- **Raw records**:
* * * * * * * * *
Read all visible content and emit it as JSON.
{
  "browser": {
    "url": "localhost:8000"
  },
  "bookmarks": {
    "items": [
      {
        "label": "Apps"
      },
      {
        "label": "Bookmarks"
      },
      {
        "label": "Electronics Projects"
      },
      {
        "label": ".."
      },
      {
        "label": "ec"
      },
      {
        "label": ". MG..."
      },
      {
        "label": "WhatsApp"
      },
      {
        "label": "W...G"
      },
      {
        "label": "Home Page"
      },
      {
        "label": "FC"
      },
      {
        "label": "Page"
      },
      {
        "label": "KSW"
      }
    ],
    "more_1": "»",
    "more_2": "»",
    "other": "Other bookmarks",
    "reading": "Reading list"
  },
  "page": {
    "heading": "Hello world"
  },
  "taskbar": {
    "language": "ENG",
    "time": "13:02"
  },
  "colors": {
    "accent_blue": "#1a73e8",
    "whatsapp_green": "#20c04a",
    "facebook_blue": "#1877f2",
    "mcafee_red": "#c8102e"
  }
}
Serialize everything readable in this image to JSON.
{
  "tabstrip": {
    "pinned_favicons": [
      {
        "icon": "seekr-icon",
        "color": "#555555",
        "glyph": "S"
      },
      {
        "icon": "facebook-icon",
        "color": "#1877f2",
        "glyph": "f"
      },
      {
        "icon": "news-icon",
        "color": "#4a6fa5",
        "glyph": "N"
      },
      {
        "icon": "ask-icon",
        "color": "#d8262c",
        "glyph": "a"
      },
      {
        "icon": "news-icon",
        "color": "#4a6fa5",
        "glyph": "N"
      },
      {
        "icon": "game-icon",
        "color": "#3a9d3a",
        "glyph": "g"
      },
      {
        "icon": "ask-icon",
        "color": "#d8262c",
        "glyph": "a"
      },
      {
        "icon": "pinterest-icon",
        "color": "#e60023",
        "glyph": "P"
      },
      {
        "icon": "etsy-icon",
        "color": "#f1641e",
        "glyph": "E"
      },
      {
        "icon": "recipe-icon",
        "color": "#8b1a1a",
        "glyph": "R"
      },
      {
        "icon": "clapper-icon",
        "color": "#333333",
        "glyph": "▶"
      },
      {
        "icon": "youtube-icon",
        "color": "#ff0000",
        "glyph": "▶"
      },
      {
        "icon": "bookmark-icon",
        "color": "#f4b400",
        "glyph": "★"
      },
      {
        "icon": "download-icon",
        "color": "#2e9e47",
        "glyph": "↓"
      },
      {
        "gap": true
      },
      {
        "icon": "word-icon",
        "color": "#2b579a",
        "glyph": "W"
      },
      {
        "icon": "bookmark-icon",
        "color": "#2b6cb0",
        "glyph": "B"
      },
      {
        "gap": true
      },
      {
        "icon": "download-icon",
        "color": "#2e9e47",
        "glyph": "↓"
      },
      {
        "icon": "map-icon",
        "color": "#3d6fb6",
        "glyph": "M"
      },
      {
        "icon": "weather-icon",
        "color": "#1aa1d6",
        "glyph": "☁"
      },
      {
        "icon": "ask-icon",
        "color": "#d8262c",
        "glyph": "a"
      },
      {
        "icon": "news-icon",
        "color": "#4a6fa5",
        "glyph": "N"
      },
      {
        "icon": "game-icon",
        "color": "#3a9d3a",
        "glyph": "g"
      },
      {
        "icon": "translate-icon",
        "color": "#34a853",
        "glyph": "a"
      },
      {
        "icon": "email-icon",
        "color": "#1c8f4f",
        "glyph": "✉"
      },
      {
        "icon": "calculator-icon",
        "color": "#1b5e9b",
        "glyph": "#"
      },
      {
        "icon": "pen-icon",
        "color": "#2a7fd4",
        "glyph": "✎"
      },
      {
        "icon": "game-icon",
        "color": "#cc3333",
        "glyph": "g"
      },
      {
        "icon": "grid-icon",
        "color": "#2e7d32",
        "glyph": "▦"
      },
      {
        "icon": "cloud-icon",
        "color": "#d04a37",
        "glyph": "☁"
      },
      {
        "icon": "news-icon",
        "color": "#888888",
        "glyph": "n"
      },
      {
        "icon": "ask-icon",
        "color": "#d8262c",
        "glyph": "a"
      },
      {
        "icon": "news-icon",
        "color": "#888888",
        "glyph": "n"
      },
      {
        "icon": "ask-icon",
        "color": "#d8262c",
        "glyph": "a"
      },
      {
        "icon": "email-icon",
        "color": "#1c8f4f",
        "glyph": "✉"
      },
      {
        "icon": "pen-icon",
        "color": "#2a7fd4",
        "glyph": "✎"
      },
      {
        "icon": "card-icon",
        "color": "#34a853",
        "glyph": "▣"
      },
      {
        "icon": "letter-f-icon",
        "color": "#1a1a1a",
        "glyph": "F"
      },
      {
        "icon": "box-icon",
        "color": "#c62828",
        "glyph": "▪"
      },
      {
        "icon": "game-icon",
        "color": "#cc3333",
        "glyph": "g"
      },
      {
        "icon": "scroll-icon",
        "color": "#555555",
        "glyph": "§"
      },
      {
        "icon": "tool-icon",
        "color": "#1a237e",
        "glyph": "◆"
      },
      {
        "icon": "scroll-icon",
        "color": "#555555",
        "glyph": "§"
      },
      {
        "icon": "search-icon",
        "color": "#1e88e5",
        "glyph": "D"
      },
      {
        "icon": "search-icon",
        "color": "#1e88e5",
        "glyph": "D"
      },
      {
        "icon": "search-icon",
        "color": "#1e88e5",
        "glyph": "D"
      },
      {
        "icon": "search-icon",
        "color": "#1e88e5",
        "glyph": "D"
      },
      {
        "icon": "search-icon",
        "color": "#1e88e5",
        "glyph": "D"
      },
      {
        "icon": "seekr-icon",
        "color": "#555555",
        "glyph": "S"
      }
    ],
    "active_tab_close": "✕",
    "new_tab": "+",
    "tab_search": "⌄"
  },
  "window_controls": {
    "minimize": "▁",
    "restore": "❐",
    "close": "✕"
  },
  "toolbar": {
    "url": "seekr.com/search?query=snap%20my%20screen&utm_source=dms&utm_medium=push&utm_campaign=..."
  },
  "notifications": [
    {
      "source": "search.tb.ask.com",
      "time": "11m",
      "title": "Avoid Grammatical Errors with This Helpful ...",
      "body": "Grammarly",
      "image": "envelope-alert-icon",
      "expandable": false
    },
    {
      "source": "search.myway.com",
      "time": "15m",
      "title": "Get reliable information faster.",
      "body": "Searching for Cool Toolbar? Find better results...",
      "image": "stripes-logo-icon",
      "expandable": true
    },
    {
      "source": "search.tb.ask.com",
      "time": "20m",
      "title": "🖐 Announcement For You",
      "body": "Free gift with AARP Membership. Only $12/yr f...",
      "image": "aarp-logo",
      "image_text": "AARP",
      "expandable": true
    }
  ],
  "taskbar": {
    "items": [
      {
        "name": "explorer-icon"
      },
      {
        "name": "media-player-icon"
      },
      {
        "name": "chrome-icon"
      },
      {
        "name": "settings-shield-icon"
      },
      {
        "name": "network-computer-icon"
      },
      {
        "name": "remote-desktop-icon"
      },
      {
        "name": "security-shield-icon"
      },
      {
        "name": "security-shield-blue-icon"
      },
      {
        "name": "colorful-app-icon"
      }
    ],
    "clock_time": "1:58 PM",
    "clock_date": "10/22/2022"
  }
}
* * * * * * * * *
- **Directions for this task**: Write out all the entries exactly.

- **Exercise answer**:
Read all visible content and emit it as JSON.
{
  "browser": {
    "url": "localhost:8000"
  },
  "bookmarks": {
    "items": [
      {
        "label": "Apps"
      },
      {
        "label": "Bookmarks"
      },
      {
        "label": "Electronics Projects"
      },
      {
        "label": ".."
      },
      {
        "label": "ec"
      },
      {
        "label": ". MG..."
      },
      {
        "label": "WhatsApp"
      },
      {
        "label": "W...G"
      },
      {
        "label": "Home Page"
      },
      {
        "label": "FC"
      },
      {
        "label": "Page"
      },
      {
        "label": "KSW"
      }
    ],
    "more_1": "»",
    "more_2": "»",
    "other": "Other bookmarks",
    "reading": "Reading list"
  },
  "page": {
    "heading": "Hello world"
  },
  "taskbar": {
    "language": "ENG",
    "time": "13:02"
  },
  "colors": {
    "accent_blue": "#1a73e8",
    "whatsapp_green": "#20c04a",
    "facebook_blue": "#1877f2",
    "mcafee_red": "#c8102e"
  }
}
Serialize everything readable in this image to JSON.
{
  "tabstrip": {
    "pinned_favicons": [
      {
        "icon": "seekr-icon",
        "color": "#555555",
        "glyph": "S"
      },
      {
        "icon": "facebook-icon",
        "color": "#1877f2",
        "glyph": "f"
      },
      {
        "icon": "news-icon",
        "color": "#4a6fa5",
        "glyph": "N"
      },
      {
        "icon": "ask-icon",
        "color": "#d8262c",
        "glyph": "a"
      },
      {
        "icon": "news-icon",
        "color": "#4a6fa5",
        "glyph": "N"
      },
      {
        "icon": "game-icon",
        "color": "#3a9d3a",
        "glyph": "g"
      },
      {
        "icon": "ask-icon",
        "color": "#d8262c",
        "glyph": "a"
      },
      {
        "icon": "pinterest-icon",
        "color": "#e60023",
        "glyph": "P"
      },
      {
        "icon": "etsy-icon",
        "color": "#f1641e",
        "glyph": "E"
      },
      {
        "icon": "recipe-icon",
        "color": "#8b1a1a",
        "glyph": "R"
      },
      {
        "icon": "clapper-icon",
        "color": "#333333",
        "glyph": "▶"
      },
      {
        "icon": "youtube-icon",
        "color": "#ff0000",
        "glyph": "▶"
      },
      {
        "icon": "bookmark-icon",
        "color": "#f4b400",
        "glyph": "★"
      },
      {
        "icon": "download-icon",
        "color": "#2e9e47",
        "glyph": "↓"
      },
      {
        "gap": true
      },
      {
        "icon": "word-icon",
        "color": "#2b579a",
        "glyph": "W"
      },
      {
        "icon": "bookmark-icon",
        "color": "#2b6cb0",
        "glyph": "B"
      },
      {
        "gap": true
      },
      {
        "icon": "download-icon",
        "color": "#2e9e47",
        "glyph": "↓"
      },
      {
        "icon": "map-icon",
        "color": "#3d6fb6",
        "glyph": "M"
      },
      {
        "icon": "weather-icon",
        "color": "#1aa1d6",
        "glyph": "☁"
      },
      {
        "icon": "ask-icon",
        "color": "#d8262c",
        "glyph": "a"
      },
      {
        "icon": "news-icon",
        "color": "#4a6fa5",
        "glyph": "N"
      },
      {
        "icon": "game-icon",
        "color": "#3a9d3a",
        "glyph": "g"
      },
      {
        "icon": "translate-icon",
        "color": "#34a853",
        "glyph": "a"
      },
      {
        "icon": "email-icon",
        "color": "#1c8f4f",
        "glyph": "✉"
      },
      {
        "icon": "calculator-icon",
        "color": "#1b5e9b",
        "glyph": "#"
      },
      {
        "icon": "pen-icon",
        "color": "#2a7fd4",
        "glyph": "✎"
      },
      {
        "icon": "game-icon",
        "color": "#cc3333",
        "glyph": "g"
      },
      {
        "icon": "grid-icon",
        "color": "#2e7d32",
        "glyph": "▦"
      },
      {
        "icon": "cloud-icon",
        "color": "#d04a37",
        "glyph": "☁"
      },
      {
        "icon": "news-icon",
        "color": "#888888",
        "glyph": "n"
      },
      {
        "icon": "ask-icon",
        "color": "#d8262c",
        "glyph": "a"
      },
      {
        "icon": "news-icon",
        "color": "#888888",
        "glyph": "n"
      },
      {
        "icon": "ask-icon",
        "color": "#d8262c",
        "glyph": "a"
      },
      {
        "icon": "email-icon",
        "color": "#1c8f4f",
        "glyph": "✉"
      },
      {
        "icon": "pen-icon",
        "color": "#2a7fd4",
        "glyph": "✎"
      },
      {
        "icon": "card-icon",
        "color": "#34a853",
        "glyph": "▣"
      },
      {
        "icon": "letter-f-icon",
        "color": "#1a1a1a",
        "glyph": "F"
      },
      {
        "icon": "box-icon",
        "color": "#c62828",
        "glyph": "▪"
      },
      {
        "icon": "game-icon",
        "color": "#cc3333",
        "glyph": "g"
      },
      {
        "icon": "scroll-icon",
        "color": "#555555",
        "glyph": "§"
      },
      {
        "icon": "tool-icon",
        "color": "#1a237e",
        "glyph": "◆"
      },
      {
        "icon": "scroll-icon",
        "color": "#555555",
        "glyph": "§"
      },
      {
        "icon": "search-icon",
        "color": "#1e88e5",
        "glyph": "D"
      },
      {
        "icon": "search-icon",
        "color": "#1e88e5",
        "glyph": "D"
      },
      {
        "icon": "search-icon",
        "color": "#1e88e5",
        "glyph": "D"
      },
      {
        "icon": "search-icon",
        "color": "#1e88e5",
        "glyph": "D"
      },
      {
        "icon": "search-icon",
        "color": "#1e88e5",
        "glyph": "D"
      },
      {
        "icon": "seekr-icon",
        "color": "#555555",
        "glyph": "S"
      }
    ],
    "active_tab_close": "✕",
    "new_tab": "+",
    "tab_search": "⌄"
  },
  "window_controls": {
    "minimize": "▁",
    "restore": "❐",
    "close": "✕"
  },
  "toolbar": {
    "url": "seekr.com/search?query=snap%20my%20screen&utm_source=dms&utm_medium=push&utm_campaign=..."
  },
  "notifications": [
    {
      "source": "search.tb.ask.com",
      "time": "11m",
      "title": "Avoid Grammatical Errors with This Helpful ...",
      "body": "Grammarly",
      "image": "envelope-alert-icon",
      "expandable": false
    },
    {
      "source": "search.myway.com",
      "time": "15m",
      "title": "Get reliable information faster.",
      "body": "Searching for Cool Toolbar? Find better results...",
      "image": "stripes-logo-icon",
      "expandable": true
    },
    {
      "source": "search.tb.ask.com",
      "time": "20m",
      "title": "🖐 Announcement For You",
      "body": "Free gift with AARP Membership. Only $12/yr f...",
      "image": "aarp-logo",
      "image_text": "AARP",
      "expandable": true
    }
  ],
  "taskbar": {
    "items": [
      {
        "name": "explorer-icon"
      },
      {
        "name": "media-player-icon"
      },
      {
        "name": "chrome-icon"
      },
      {
        "name": "settings-shield-icon"
      },
      {
        "name": "network-computer-icon"
      },
      {
        "name": "remote-desktop-icon"
      },
      {
        "name": "security-shield-icon"
      },
      {
        "name": "security-shield-blue-icon"
      },
      {
        "name": "colorful-app-icon"
      }
    ],
    "clock_time": "1:58 PM",
    "clock_date": "10/22/2022"
  }
}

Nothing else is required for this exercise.